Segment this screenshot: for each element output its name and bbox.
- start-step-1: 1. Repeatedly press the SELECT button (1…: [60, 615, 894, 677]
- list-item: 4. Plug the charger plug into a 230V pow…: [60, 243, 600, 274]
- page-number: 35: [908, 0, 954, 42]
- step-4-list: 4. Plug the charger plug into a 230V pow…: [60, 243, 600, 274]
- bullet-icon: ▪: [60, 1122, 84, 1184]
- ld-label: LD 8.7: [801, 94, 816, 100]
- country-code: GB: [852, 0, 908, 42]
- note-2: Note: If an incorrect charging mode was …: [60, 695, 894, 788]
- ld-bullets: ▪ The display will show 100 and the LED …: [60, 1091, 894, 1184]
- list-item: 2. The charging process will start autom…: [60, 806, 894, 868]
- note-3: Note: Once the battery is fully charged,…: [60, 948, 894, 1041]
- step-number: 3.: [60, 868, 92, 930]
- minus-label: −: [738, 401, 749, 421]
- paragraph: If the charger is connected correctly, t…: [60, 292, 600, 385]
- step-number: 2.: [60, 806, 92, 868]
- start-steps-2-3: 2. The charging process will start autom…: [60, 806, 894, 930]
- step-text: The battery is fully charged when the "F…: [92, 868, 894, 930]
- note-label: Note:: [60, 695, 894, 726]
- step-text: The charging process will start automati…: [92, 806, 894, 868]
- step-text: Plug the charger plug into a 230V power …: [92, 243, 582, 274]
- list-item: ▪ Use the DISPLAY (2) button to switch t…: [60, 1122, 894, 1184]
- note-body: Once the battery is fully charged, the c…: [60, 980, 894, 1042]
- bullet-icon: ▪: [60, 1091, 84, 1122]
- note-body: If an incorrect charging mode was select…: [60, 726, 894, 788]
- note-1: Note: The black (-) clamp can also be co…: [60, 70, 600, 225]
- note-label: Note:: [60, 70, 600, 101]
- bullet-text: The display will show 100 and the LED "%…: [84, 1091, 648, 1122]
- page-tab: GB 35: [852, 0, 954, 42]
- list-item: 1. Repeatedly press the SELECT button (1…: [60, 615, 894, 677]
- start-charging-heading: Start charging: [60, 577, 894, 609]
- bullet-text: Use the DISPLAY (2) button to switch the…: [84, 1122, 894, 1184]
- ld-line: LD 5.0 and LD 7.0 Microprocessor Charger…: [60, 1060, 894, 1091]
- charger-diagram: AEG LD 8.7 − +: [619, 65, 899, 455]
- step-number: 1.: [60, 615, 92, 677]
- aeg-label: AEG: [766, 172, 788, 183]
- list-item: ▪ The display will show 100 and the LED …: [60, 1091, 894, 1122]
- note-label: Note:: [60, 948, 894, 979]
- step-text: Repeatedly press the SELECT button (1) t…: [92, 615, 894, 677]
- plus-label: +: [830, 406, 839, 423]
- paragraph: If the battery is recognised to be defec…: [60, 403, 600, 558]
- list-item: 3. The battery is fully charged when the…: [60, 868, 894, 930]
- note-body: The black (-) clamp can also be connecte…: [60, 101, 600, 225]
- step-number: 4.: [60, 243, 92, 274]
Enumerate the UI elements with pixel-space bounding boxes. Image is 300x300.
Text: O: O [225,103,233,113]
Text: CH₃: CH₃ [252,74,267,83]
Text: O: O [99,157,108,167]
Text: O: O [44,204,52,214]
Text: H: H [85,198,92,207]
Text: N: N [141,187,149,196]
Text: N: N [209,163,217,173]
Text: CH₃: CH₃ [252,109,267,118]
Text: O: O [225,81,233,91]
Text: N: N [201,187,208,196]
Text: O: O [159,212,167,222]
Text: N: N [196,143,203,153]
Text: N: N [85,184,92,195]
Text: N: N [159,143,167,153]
___
> Esercizio proposto
Per favore, cambia "SELECT" in "MODE" nelle righe che vanno dall'inizio fino alla riga con "- ld-bullets: ▪" compresa. Riportale lasciando intatto tutto il resto.

> Risposta al compito
Segment this screenshot: for each element output its name and bbox.
- start-step-1: 1. Repeatedly press the MODE button (1…: [60, 615, 894, 677]
- list-item: 4. Plug the charger plug into a 230V pow…: [60, 243, 600, 274]
- page-number: 35: [908, 0, 954, 42]
- step-4-list: 4. Plug the charger plug into a 230V pow…: [60, 243, 600, 274]
- bullet-icon: ▪: [60, 1122, 84, 1184]
- ld-label: LD 8.7: [801, 94, 816, 100]
- country-code: GB: [852, 0, 908, 42]
- note-2: Note: If an incorrect charging mode was …: [60, 695, 894, 788]
- ld-bullets: ▪ The display will show 100 and the LED …: [60, 1091, 894, 1184]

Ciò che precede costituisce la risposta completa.